**Data listing:**
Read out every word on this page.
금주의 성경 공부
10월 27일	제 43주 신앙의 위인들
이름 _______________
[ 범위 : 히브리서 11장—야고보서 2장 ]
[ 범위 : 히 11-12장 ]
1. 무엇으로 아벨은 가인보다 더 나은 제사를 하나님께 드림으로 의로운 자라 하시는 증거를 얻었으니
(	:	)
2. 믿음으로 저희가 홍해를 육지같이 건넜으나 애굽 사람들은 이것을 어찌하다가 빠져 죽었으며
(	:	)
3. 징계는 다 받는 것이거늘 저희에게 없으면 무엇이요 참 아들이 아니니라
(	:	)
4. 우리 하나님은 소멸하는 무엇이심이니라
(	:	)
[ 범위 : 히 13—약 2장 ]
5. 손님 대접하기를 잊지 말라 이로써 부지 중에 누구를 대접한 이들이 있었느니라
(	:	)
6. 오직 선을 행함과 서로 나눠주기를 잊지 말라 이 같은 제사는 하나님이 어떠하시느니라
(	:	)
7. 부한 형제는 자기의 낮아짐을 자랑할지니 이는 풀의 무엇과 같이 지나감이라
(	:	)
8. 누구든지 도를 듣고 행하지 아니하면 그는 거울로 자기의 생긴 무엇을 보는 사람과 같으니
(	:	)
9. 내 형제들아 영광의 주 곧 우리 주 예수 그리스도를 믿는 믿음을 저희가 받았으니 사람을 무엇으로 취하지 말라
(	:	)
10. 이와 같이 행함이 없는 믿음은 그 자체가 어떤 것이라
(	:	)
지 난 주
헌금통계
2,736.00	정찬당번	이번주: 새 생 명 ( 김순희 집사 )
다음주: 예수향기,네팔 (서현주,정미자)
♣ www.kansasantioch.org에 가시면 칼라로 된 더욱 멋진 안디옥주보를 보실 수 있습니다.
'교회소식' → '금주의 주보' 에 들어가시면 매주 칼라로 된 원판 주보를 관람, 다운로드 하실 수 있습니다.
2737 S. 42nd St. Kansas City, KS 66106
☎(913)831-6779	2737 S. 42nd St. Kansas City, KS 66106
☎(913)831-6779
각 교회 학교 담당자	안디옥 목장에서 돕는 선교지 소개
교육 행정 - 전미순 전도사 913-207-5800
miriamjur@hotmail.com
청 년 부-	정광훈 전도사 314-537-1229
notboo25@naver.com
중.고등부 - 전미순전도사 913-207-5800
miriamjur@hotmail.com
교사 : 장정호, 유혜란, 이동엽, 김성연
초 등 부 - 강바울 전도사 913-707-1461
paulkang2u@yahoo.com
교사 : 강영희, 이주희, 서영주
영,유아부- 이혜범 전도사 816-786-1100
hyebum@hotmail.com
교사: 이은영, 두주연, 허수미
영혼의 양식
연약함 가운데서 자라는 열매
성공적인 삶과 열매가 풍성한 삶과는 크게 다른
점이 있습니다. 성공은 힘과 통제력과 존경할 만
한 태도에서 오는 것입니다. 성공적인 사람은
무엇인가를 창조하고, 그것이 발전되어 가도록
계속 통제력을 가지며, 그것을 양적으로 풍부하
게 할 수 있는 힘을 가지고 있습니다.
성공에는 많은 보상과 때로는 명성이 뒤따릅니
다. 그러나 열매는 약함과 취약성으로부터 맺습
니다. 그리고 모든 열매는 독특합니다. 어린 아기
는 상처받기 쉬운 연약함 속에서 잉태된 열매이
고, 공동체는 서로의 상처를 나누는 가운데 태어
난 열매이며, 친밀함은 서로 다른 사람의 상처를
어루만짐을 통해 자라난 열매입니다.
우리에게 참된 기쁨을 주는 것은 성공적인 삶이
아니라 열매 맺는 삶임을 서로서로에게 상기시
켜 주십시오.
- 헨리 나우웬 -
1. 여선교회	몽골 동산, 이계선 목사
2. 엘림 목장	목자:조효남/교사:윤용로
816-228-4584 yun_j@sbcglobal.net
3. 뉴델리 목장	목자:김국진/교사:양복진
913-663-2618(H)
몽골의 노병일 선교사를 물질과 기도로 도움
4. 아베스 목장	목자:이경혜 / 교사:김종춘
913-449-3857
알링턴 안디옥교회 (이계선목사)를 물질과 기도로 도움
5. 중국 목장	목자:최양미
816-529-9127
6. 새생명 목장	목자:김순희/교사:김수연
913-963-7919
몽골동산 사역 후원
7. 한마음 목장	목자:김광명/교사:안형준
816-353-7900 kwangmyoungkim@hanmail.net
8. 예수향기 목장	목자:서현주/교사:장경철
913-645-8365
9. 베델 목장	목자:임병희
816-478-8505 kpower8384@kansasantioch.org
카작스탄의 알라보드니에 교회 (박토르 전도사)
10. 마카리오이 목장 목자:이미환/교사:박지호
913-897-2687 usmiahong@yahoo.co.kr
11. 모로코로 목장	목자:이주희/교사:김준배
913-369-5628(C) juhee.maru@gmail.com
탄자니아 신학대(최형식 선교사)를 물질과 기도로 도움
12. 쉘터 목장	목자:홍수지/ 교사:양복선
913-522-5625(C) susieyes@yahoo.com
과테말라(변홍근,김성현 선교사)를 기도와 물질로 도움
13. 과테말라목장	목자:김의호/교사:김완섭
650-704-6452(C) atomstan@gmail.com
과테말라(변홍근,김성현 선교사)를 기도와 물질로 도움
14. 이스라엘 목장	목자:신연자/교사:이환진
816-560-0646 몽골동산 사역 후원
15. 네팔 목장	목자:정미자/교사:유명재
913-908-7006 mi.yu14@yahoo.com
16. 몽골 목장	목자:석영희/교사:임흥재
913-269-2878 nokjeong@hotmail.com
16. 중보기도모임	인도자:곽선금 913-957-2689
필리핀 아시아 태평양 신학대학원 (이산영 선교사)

**Problem statement:** Reproduce each record shown above without altering a single word.

**Answer in full:**
Read out every word on this page.
금주의 성경 공부
10월 27일	제 43주 신앙의 위인들
이름 _______________
[ 범위 : 히브리서 11장—야고보서 2장 ]
[ 범위 : 히 11-12장 ]
1. 무엇으로 아벨은 가인보다 더 나은 제사를 하나님께 드림으로 의로운 자라 하시는 증거를 얻었으니
(	:	)
2. 믿음으로 저희가 홍해를 육지같이 건넜으나 애굽 사람들은 이것을 어찌하다가 빠져 죽었으며
(	:	)
3. 징계는 다 받는 것이거늘 저희에게 없으면 무엇이요 참 아들이 아니니라
(	:	)
4. 우리 하나님은 소멸하는 무엇이심이니라
(	:	)
[ 범위 : 히 13—약 2장 ]
5. 손님 대접하기를 잊지 말라 이로써 부지 중에 누구를 대접한 이들이 있었느니라
(	:	)
6. 오직 선을 행함과 서로 나눠주기를 잊지 말라 이 같은 제사는 하나님이 어떠하시느니라
(	:	)
7. 부한 형제는 자기의 낮아짐을 자랑할지니 이는 풀의 무엇과 같이 지나감이라
(	:	)
8. 누구든지 도를 듣고 행하지 아니하면 그는 거울로 자기의 생긴 무엇을 보는 사람과 같으니
(	:	)
9. 내 형제들아 영광의 주 곧 우리 주 예수 그리스도를 믿는 믿음을 저희가 받았으니 사람을 무엇으로 취하지 말라
(	:	)
10. 이와 같이 행함이 없는 믿음은 그 자체가 어떤 것이라
(	:	)
지 난 주
헌금통계
2,736.00	정찬당번	이번주: 새 생 명 ( 김순희 집사 )
다음주: 예수향기,네팔 (서현주,정미자)
♣ www.kansasantioch.org에 가시면 칼라로 된 더욱 멋진 안디옥주보를 보실 수 있습니다.
'교회소식' → '금주의 주보' 에 들어가시면 매주 칼라로 된 원판 주보를 관람, 다운로드 하실 수 있습니다.
2737 S. 42nd St. Kansas City, KS 66106
☎(913)831-6779	2737 S. 42nd St. Kansas City, KS 66106
☎(913)831-6779
각 교회 학교 담당자	안디옥 목장에서 돕는 선교지 소개
교육 행정 - 전미순 전도사 913-207-5800
miriamjur@hotmail.com
청 년 부-	정광훈 전도사 314-537-1229
notboo25@naver.com
중.고등부 - 전미순전도사 913-207-5800
miriamjur@hotmail.com
교사 : 장정호, 유혜란, 이동엽, 김성연
초 등 부 - 강바울 전도사 913-707-1461
paulkang2u@yahoo.com
교사 : 강영희, 이주희, 서영주
영,유아부- 이혜범 전도사 816-786-1100
hyebum@hotmail.com
교사: 이은영, 두주연, 허수미
영혼의 양식
연약함 가운데서 자라는 열매
성공적인 삶과 열매가 풍성한 삶과는 크게 다른
점이 있습니다. 성공은 힘과 통제력과 존경할 만
한 태도에서 오는 것입니다. 성공적인 사람은
무엇인가를 창조하고, 그것이 발전되어 가도록
계속 통제력을 가지며, 그것을 양적으로 풍부하
게 할 수 있는 힘을 가지고 있습니다.
성공에는 많은 보상과 때로는 명성이 뒤따릅니
다. 그러나 열매는 약함과 취약성으로부터 맺습
니다. 그리고 모든 열매는 독특합니다. 어린 아기
는 상처받기 쉬운 연약함 속에서 잉태된 열매이
고, 공동체는 서로의 상처를 나누는 가운데 태어
난 열매이며, 친밀함은 서로 다른 사람의 상처를
어루만짐을 통해 자라난 열매입니다.
우리에게 참된 기쁨을 주는 것은 성공적인 삶이
아니라 열매 맺는 삶임을 서로서로에게 상기시
켜 주십시오.
- 헨리 나우웬 -
1. 여선교회	몽골 동산, 이계선 목사
2. 엘림 목장	목자:조효남/교사:윤용로
816-228-4584 yun_j@sbcglobal.net
3. 뉴델리 목장	목자:김국진/교사:양복진
913-663-2618(H)
몽골의 노병일 선교사를 물질과 기도로 도움
4. 아베스 목장	목자:이경혜 / 교사:김종춘
913-449-3857
알링턴 안디옥교회 (이계선목사)를 물질과 기도로 도움
5. 중국 목장	목자:최양미
816-529-9127
6. 새생명 목장	목자:김순희/교사:김수연
913-963-7919
몽골동산 사역 후원
7. 한마음 목장	목자:김광명/교사:안형준
816-353-7900 kwangmyoungkim@hanmail.net
8. 예수향기 목장	목자:서현주/교사:장경철
913-645-8365
9. 베델 목장	목자:임병희
816-478-8505 kpower8384@kansasantioch.org
카작스탄의 알라보드니에 교회 (박토르 전도사)
10. 마카리오이 목장 목자:이미환/교사:박지호
913-897-2687 usmiahong@yahoo.co.kr
11. 모로코로 목장	목자:이주희/교사:김준배
913-369-5628(C) juhee.maru@gmail.com
탄자니아 신학대(최형식 선교사)를 물질과 기도로 도움
12. 쉘터 목장	목자:홍수지/ 교사:양복선
913-522-5625(C) susieyes@yahoo.com
과테말라(변홍근,김성현 선교사)를 기도와 물질로 도움
13. 과테말라목장	목자:김의호/교사:김완섭
650-704-6452(C) atomstan@gmail.com
과테말라(변홍근,김성현 선교사)를 기도와 물질로 도움
14. 이스라엘 목장	목자:신연자/교사:이환진
816-560-0646 몽골동산 사역 후원
15. 네팔 목장	목자:정미자/교사:유명재
913-908-7006 mi.yu14@yahoo.com
16. 몽골 목장	목자:석영희/교사:임흥재
913-269-2878 nokjeong@hotmail.com
16. 중보기도모임	인도자:곽선금 913-957-2689
필리핀 아시아 태평양 신학대학원 (이산영 선교사)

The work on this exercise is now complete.